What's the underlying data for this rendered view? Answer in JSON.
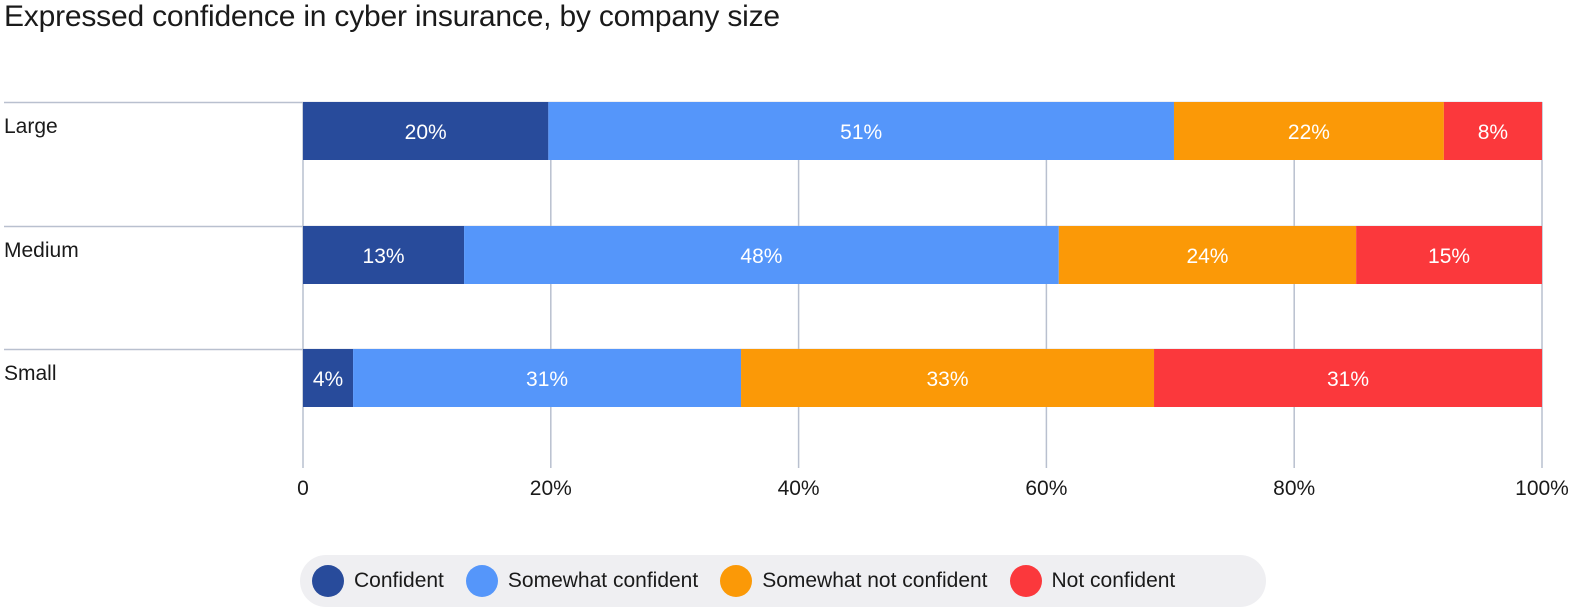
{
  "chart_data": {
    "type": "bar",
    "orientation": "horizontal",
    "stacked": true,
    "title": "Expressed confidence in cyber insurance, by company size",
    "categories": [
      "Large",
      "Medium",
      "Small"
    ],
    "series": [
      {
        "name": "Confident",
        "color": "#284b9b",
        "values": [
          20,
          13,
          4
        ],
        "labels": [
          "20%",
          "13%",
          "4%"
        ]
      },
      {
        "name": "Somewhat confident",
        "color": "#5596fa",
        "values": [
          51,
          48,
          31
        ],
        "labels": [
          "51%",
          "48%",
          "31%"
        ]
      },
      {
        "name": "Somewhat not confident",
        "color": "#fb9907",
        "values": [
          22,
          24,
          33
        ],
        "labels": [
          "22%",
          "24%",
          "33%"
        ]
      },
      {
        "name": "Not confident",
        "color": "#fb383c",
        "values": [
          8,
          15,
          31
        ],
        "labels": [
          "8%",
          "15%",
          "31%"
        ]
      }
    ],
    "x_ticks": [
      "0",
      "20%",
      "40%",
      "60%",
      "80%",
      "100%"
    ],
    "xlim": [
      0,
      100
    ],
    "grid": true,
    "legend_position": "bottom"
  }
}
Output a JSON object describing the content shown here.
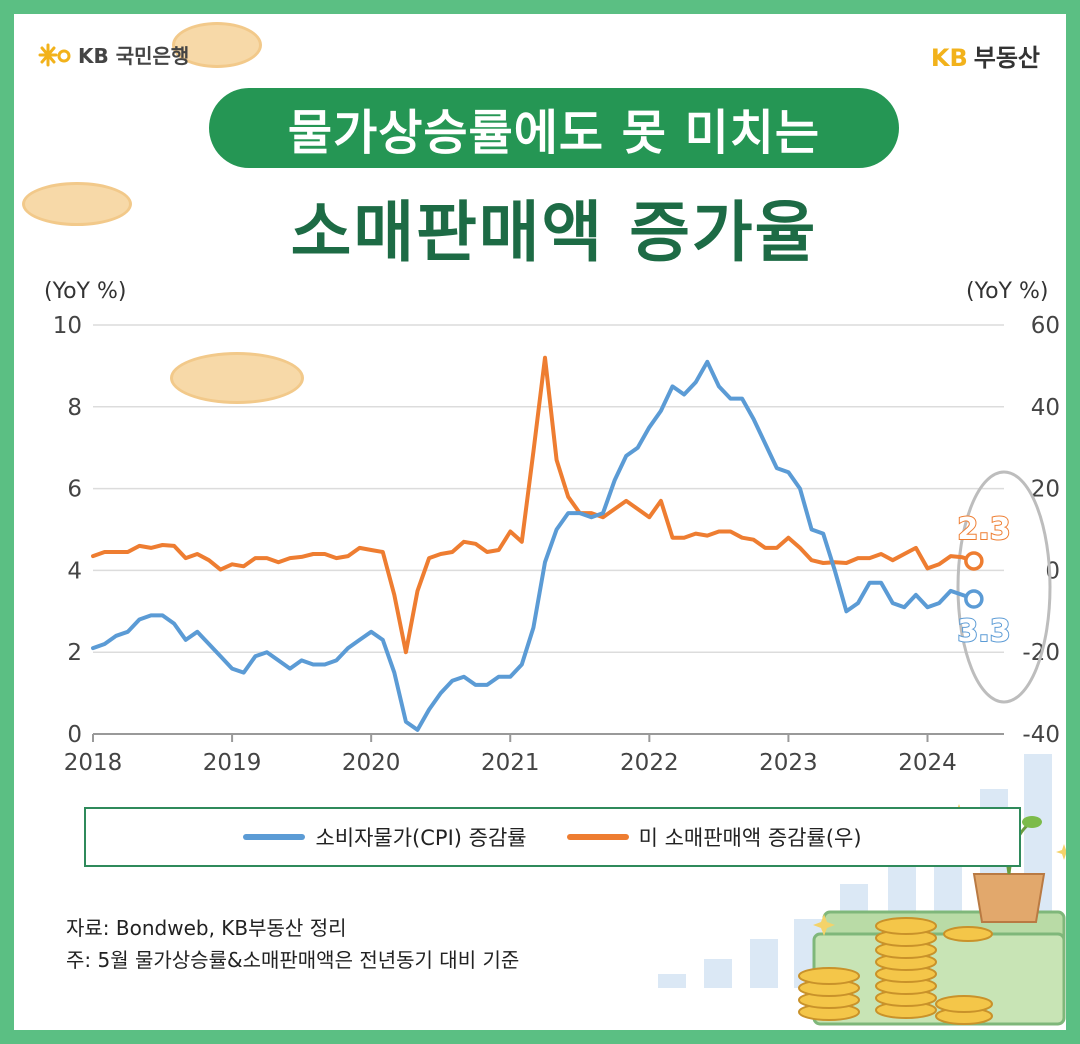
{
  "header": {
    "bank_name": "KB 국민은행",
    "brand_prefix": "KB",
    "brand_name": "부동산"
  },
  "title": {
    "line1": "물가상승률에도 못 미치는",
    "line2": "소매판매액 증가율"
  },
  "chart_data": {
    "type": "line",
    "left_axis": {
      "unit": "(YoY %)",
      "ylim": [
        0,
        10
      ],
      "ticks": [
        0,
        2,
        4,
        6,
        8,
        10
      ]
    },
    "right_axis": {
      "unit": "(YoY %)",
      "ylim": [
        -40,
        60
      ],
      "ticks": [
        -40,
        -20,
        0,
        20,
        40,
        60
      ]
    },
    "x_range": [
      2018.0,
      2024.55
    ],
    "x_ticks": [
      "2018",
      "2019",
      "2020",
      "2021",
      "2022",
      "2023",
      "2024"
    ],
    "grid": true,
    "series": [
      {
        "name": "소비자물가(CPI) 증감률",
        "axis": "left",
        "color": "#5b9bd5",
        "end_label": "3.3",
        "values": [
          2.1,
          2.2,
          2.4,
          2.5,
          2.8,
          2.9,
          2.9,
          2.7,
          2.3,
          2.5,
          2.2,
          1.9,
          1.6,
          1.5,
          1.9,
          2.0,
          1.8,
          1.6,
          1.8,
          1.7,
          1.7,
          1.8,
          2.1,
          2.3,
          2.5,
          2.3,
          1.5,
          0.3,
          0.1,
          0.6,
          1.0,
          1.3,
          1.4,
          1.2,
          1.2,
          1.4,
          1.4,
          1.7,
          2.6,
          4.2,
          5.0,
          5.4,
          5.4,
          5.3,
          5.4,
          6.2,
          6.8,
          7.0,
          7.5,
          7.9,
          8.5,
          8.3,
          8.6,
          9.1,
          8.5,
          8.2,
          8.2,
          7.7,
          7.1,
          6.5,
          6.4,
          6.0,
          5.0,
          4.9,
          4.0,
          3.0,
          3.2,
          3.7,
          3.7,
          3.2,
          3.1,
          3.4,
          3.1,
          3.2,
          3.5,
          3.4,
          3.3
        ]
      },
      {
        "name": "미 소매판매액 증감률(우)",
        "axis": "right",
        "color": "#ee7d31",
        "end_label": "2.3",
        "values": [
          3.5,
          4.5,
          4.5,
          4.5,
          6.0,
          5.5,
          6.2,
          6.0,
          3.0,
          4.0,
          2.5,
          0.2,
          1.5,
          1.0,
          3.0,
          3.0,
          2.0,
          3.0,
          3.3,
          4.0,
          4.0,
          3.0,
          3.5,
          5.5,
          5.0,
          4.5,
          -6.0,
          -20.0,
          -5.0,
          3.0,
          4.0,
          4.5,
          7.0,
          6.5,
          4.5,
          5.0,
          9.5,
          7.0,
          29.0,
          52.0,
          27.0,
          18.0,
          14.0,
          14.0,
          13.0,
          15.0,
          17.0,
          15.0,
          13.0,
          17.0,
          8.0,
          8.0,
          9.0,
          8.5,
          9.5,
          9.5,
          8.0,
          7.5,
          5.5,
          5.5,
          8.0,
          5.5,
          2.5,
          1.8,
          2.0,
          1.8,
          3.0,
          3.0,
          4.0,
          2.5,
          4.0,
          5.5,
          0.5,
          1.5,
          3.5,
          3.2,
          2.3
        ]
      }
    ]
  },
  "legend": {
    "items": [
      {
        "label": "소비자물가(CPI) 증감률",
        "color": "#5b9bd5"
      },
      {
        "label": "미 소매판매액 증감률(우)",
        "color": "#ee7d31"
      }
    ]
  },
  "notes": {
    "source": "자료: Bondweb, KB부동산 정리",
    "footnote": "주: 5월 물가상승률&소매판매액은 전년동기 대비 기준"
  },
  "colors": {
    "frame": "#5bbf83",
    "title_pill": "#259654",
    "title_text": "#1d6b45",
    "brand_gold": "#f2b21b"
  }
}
┄┄┄┄┄┄┄┄┄┄
### [GOAL]
Copy each line above where the string "소비자물가" occurs.

### [RIGHT ANSWER]
        "name": "소비자물가(CPI) 증감률",
        "label": "소비자물가(CPI) 증감률",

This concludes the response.